**Set problem:**
Reproduce each line of the material precisely.
○ ○ ○ ○ ○
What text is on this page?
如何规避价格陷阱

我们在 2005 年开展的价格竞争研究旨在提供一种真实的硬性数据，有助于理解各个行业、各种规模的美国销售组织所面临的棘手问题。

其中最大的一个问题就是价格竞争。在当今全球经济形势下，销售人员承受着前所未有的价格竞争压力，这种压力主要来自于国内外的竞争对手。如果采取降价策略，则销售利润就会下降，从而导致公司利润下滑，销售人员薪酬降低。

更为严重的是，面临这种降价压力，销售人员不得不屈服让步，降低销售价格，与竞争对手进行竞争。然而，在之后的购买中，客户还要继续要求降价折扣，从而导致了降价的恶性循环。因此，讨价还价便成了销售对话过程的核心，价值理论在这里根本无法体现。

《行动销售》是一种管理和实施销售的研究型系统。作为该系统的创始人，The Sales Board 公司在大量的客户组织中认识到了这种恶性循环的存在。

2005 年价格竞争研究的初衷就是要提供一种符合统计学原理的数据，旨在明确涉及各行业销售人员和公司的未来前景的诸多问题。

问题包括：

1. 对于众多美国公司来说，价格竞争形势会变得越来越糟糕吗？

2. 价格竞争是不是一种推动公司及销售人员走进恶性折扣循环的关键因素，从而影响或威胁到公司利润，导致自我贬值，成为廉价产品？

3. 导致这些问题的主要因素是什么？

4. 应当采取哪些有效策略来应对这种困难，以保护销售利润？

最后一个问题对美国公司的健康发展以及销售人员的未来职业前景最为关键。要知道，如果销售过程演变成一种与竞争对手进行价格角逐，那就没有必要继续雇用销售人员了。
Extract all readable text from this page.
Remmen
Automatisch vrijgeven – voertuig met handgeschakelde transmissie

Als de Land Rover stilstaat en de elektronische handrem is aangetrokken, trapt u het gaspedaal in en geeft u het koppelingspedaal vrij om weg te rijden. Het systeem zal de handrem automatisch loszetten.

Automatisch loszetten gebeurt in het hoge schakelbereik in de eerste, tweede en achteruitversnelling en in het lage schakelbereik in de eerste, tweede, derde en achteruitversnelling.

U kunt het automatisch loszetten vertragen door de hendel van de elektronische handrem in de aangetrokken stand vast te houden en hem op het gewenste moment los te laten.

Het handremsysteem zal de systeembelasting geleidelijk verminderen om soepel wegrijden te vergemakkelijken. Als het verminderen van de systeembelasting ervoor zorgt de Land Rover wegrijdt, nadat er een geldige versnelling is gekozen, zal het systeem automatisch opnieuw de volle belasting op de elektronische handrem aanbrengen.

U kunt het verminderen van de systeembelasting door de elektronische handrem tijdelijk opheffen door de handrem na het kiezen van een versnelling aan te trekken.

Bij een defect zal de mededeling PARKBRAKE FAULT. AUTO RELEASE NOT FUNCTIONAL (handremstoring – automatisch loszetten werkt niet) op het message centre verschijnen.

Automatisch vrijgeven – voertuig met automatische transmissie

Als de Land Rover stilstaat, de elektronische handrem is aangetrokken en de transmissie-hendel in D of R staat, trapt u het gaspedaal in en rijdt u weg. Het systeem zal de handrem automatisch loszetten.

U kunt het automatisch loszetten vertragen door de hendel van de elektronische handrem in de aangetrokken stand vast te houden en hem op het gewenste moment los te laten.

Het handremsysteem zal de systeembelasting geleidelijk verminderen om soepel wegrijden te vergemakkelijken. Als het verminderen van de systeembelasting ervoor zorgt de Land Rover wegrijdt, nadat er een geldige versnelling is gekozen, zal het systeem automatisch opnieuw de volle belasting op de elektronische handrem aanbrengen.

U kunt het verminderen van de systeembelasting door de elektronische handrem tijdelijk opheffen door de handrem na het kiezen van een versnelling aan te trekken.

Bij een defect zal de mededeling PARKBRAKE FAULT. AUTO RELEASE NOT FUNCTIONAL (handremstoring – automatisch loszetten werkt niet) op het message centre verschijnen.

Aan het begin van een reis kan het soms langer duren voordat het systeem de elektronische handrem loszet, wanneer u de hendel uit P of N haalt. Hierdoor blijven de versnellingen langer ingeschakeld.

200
○ ○ ○ ○ ○
**Solution to the exercise:**
What text is on this page?
如何规避价格陷阱

我们在 2005 年开展的价格竞争研究旨在提供一种真实的硬性数据，有助于理解各个行业、各种规模的美国销售组织所面临的棘手问题。

其中最大的一个问题就是价格竞争。在当今全球经济形势下，销售人员承受着前所未有的价格竞争压力，这种压力主要来自于国内外的竞争对手。如果采取降价策略，则销售利润就会下降，从而导致公司利润下滑，销售人员薪酬降低。

更为严重的是，面临这种降价压力，销售人员不得不屈服让步，降低销售价格，与竞争对手进行竞争。然而，在之后的购买中，客户还要继续要求降价折扣，从而导致了降价的恶性循环。因此，讨价还价便成了销售对话过程的核心，价值理论在这里根本无法体现。

《行动销售》是一种管理和实施销售的研究型系统。作为该系统的创始人，The Sales Board 公司在大量的客户组织中认识到了这种恶性循环的存在。

2005 年价格竞争研究的初衷就是要提供一种符合统计学原理的数据，旨在明确涉及各行业销售人员和公司的未来前景的诸多问题。

问题包括：

1. 对于众多美国公司来说，价格竞争形势会变得越来越糟糕吗？

2. 价格竞争是不是一种推动公司及销售人员走进恶性折扣循环的关键因素，从而影响或威胁到公司利润，导致自我贬值，成为廉价产品？

3. 导致这些问题的主要因素是什么？

4. 应当采取哪些有效策略来应对这种困难，以保护销售利润？

最后一个问题对美国公司的健康发展以及销售人员的未来职业前景最为关键。要知道，如果销售过程演变成一种与竞争对手进行价格角逐，那就没有必要继续雇用销售人员了。
Extract all readable text from this page.
Remmen
Automatisch vrijgeven – voertuig met handgeschakelde transmissie

Als de Land Rover stilstaat en de elektronische handrem is aangetrokken, trapt u het gaspedaal in en geeft u het koppelingspedaal vrij om weg te rijden. Het systeem zal de handrem automatisch loszetten.

Automatisch loszetten gebeurt in het hoge schakelbereik in de eerste, tweede en achteruitversnelling en in het lage schakelbereik in de eerste, tweede, derde en achteruitversnelling.

U kunt het automatisch loszetten vertragen door de hendel van de elektronische handrem in de aangetrokken stand vast te houden en hem op het gewenste moment los te laten.

Het handremsysteem zal de systeembelasting geleidelijk verminderen om soepel wegrijden te vergemakkelijken. Als het verminderen van de systeembelasting ervoor zorgt de Land Rover wegrijdt, nadat er een geldige versnelling is gekozen, zal het systeem automatisch opnieuw de volle belasting op de elektronische handrem aanbrengen.

U kunt het verminderen van de systeembelasting door de elektronische handrem tijdelijk opheffen door de handrem na het kiezen van een versnelling aan te trekken.

Bij een defect zal de mededeling PARKBRAKE FAULT. AUTO RELEASE NOT FUNCTIONAL (handremstoring – automatisch loszetten werkt niet) op het message centre verschijnen.

Automatisch vrijgeven – voertuig met automatische transmissie

Als de Land Rover stilstaat, de elektronische handrem is aangetrokken en de transmissie-hendel in D of R staat, trapt u het gaspedaal in en rijdt u weg. Het systeem zal de handrem automatisch loszetten.

U kunt het automatisch loszetten vertragen door de hendel van de elektronische handrem in de aangetrokken stand vast te houden en hem op het gewenste moment los te laten.

Het handremsysteem zal de systeembelasting geleidelijk verminderen om soepel wegrijden te vergemakkelijken. Als het verminderen van de systeembelasting ervoor zorgt de Land Rover wegrijdt, nadat er een geldige versnelling is gekozen, zal het systeem automatisch opnieuw de volle belasting op de elektronische handrem aanbrengen.

U kunt het verminderen van de systeembelasting door de elektronische handrem tijdelijk opheffen door de handrem na het kiezen van een versnelling aan te trekken.

Bij een defect zal de mededeling PARKBRAKE FAULT. AUTO RELEASE NOT FUNCTIONAL (handremstoring – automatisch loszetten werkt niet) op het message centre verschijnen.

Aan het begin van een reis kan het soms langer duren voordat het systeem de elektronische handrem loszet, wanneer u de hendel uit P of N haalt. Hierdoor blijven de versnellingen langer ingeschakeld.

200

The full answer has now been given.